* [The data]
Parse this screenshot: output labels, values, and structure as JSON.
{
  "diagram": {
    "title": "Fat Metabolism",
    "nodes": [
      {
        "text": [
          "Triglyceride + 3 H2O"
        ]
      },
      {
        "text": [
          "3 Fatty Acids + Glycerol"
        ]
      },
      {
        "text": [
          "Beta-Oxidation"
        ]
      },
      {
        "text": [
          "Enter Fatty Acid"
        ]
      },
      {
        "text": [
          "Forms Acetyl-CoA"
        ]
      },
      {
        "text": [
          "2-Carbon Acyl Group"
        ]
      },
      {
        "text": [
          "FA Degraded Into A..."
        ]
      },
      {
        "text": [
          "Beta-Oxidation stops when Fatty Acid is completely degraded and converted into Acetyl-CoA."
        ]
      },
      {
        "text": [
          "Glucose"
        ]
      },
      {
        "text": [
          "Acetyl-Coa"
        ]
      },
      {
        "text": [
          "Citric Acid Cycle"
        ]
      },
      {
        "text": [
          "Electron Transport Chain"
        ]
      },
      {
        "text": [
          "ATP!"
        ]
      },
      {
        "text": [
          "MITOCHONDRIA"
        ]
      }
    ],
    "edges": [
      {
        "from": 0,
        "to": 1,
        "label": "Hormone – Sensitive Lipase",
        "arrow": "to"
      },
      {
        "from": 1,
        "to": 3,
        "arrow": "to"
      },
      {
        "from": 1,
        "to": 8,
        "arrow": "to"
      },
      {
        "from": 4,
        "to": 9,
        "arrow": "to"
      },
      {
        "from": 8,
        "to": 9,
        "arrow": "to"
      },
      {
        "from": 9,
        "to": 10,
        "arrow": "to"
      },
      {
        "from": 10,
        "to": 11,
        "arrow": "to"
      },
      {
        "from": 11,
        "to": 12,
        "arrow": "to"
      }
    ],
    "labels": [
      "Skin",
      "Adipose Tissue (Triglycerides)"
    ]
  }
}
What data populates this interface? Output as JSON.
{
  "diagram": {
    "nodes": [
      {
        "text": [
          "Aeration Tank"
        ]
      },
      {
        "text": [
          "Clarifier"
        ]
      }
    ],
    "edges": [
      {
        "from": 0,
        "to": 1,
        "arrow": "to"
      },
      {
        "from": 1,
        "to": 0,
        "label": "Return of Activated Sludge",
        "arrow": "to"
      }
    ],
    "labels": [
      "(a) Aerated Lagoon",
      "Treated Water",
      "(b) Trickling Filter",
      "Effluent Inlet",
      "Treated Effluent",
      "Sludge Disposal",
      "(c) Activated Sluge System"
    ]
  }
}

* [Your objective]
Give the data again, exactly as it stands.

* [The answer]
Parse this screenshot: output labels, values, and structure as JSON.
{
  "diagram": {
    "title": "Fat Metabolism",
    "nodes": [
      {
        "text": [
          "Triglyceride + 3 H2O"
        ]
      },
      {
        "text": [
          "3 Fatty Acids + Glycerol"
        ]
      },
      {
        "text": [
          "Beta-Oxidation"
        ]
      },
      {
        "text": [
          "Enter Fatty Acid"
        ]
      },
      {
        "text": [
          "Forms Acetyl-CoA"
        ]
      },
      {
        "text": [
          "2-Carbon Acyl Group"
        ]
      },
      {
        "text": [
          "FA Degraded Into A..."
        ]
      },
      {
        "text": [
          "Beta-Oxidation stops when Fatty Acid is completely degraded and converted into Acetyl-CoA."
        ]
      },
      {
        "text": [
          "Glucose"
        ]
      },
      {
        "text": [
          "Acetyl-Coa"
        ]
      },
      {
        "text": [
          "Citric Acid Cycle"
        ]
      },
      {
        "text": [
          "Electron Transport Chain"
        ]
      },
      {
        "text": [
          "ATP!"
        ]
      },
      {
        "text": [
          "MITOCHONDRIA"
        ]
      }
    ],
    "edges": [
      {
        "from": 0,
        "to": 1,
        "label": "Hormone – Sensitive Lipase",
        "arrow": "to"
      },
      {
        "from": 1,
        "to": 3,
        "arrow": "to"
      },
      {
        "from": 1,
        "to": 8,
        "arrow": "to"
      },
      {
        "from": 4,
        "to": 9,
        "arrow": "to"
      },
      {
        "from": 8,
        "to": 9,
        "arrow": "to"
      },
      {
        "from": 9,
        "to": 10,
        "arrow": "to"
      },
      {
        "from": 10,
        "to": 11,
        "arrow": "to"
      },
      {
        "from": 11,
        "to": 12,
        "arrow": "to"
      }
    ],
    "labels": [
      "Skin",
      "Adipose Tissue (Triglycerides)"
    ]
  }
}
What data populates this interface? Output as JSON.
{
  "diagram": {
    "nodes": [
      {
        "text": [
          "Aeration Tank"
        ]
      },
      {
        "text": [
          "Clarifier"
        ]
      }
    ],
    "edges": [
      {
        "from": 0,
        "to": 1,
        "arrow": "to"
      },
      {
        "from": 1,
        "to": 0,
        "label": "Return of Activated Sludge",
        "arrow": "to"
      }
    ],
    "labels": [
      "(a) Aerated Lagoon",
      "Treated Water",
      "(b) Trickling Filter",
      "Effluent Inlet",
      "Treated Effluent",
      "Sludge Disposal",
      "(c) Activated Sluge System"
    ]
  }
}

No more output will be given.